Problem details:
Return all lines in the material below that contain "from".

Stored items
○ ○ ○ ○
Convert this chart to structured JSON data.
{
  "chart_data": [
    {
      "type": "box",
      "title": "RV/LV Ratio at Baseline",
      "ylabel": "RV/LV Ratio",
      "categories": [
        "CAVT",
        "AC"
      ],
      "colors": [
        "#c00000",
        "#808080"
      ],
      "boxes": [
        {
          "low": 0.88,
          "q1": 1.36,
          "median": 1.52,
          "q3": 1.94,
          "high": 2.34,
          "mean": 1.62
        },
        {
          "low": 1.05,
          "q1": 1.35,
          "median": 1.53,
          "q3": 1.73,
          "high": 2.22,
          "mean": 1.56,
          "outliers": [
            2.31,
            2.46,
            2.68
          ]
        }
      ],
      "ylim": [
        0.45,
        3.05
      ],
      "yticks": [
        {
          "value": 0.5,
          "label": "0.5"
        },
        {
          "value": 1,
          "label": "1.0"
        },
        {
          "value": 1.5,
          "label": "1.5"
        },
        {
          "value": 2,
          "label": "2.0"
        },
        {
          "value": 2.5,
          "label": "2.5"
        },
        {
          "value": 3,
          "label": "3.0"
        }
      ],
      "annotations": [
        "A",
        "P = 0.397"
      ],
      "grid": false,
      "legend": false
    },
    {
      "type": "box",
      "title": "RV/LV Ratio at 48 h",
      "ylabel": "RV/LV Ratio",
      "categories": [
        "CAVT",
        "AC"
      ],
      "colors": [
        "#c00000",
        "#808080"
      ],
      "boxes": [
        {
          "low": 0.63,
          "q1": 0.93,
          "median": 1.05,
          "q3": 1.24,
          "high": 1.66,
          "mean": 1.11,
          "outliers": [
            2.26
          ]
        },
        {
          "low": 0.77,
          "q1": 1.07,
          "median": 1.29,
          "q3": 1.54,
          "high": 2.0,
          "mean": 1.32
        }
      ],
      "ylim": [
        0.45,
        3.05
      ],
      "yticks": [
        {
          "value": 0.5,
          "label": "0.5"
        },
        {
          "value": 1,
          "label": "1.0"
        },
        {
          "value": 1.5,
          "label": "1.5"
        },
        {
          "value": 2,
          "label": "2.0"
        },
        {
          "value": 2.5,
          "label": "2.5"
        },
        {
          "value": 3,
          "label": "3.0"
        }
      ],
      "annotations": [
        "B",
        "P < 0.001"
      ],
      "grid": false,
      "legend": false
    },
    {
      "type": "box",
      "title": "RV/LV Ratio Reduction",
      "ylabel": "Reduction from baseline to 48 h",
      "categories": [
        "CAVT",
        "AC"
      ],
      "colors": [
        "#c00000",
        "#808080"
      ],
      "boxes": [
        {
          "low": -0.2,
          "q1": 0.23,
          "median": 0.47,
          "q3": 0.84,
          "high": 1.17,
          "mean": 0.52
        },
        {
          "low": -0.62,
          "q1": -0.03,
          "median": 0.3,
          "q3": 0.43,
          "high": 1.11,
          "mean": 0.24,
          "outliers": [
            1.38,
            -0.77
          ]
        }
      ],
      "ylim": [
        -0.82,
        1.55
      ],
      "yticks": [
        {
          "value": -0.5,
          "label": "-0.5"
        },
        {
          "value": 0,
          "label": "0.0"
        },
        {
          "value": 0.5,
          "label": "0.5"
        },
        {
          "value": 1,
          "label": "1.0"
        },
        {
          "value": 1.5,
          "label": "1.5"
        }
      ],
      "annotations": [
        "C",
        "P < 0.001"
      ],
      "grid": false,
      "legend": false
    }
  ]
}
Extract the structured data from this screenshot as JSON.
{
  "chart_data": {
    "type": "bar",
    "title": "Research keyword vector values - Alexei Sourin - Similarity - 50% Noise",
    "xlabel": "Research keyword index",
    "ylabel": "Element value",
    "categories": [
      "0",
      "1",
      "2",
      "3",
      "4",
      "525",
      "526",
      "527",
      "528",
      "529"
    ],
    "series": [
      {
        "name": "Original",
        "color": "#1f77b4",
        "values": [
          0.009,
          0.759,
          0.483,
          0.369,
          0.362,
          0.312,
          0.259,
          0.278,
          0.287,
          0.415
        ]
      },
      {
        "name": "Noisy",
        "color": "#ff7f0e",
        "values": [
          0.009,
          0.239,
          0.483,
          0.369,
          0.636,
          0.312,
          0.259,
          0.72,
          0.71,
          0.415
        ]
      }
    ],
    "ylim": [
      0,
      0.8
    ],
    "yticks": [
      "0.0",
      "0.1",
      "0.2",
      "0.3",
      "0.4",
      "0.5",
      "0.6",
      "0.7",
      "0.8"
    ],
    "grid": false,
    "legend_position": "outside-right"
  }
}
○ ○ ○ ○
Answer to the task:
      "ylabel": "Reduction from baseline to 48 h",
Extract the structured data from this screenshot as JSON.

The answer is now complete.